(What you will do)
Check every line of the entries below for the word "text", and copy the ones that have it.

(Extracted records)
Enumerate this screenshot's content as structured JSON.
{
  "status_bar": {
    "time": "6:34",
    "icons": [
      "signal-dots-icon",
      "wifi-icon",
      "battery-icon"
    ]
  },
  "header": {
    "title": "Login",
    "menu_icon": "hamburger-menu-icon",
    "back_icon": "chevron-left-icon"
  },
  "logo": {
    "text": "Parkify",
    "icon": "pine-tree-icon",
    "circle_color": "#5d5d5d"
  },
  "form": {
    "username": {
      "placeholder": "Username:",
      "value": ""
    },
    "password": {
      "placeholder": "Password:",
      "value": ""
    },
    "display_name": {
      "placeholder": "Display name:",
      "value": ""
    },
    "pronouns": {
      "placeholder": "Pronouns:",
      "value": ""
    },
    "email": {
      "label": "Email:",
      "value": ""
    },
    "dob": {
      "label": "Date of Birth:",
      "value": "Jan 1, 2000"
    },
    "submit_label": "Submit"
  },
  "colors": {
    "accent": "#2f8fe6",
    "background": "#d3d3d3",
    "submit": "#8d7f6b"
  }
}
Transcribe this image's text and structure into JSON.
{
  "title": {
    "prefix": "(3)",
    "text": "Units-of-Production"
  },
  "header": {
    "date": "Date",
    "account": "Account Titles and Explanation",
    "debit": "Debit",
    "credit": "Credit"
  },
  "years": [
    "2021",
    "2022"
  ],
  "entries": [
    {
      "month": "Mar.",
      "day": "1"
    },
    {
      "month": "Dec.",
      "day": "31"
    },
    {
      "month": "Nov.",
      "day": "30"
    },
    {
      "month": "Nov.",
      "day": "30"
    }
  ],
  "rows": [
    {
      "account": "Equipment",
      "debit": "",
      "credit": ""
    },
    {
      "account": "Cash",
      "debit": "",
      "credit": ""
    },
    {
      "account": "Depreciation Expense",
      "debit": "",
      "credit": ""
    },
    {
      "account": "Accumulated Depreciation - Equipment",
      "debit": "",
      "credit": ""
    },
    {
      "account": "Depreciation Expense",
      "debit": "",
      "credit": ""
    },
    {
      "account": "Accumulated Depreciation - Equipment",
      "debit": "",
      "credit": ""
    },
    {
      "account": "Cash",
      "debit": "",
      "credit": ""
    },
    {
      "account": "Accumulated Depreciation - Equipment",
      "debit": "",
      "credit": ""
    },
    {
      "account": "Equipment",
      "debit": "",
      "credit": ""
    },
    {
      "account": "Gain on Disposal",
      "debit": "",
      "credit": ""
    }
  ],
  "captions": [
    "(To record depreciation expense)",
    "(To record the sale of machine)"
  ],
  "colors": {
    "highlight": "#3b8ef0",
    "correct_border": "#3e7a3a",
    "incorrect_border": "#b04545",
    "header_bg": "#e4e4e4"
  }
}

(Expected output)
    "text": "Parkify",
Transcribe this image's text and structure into JSON.
    "text": "Units-of-Production"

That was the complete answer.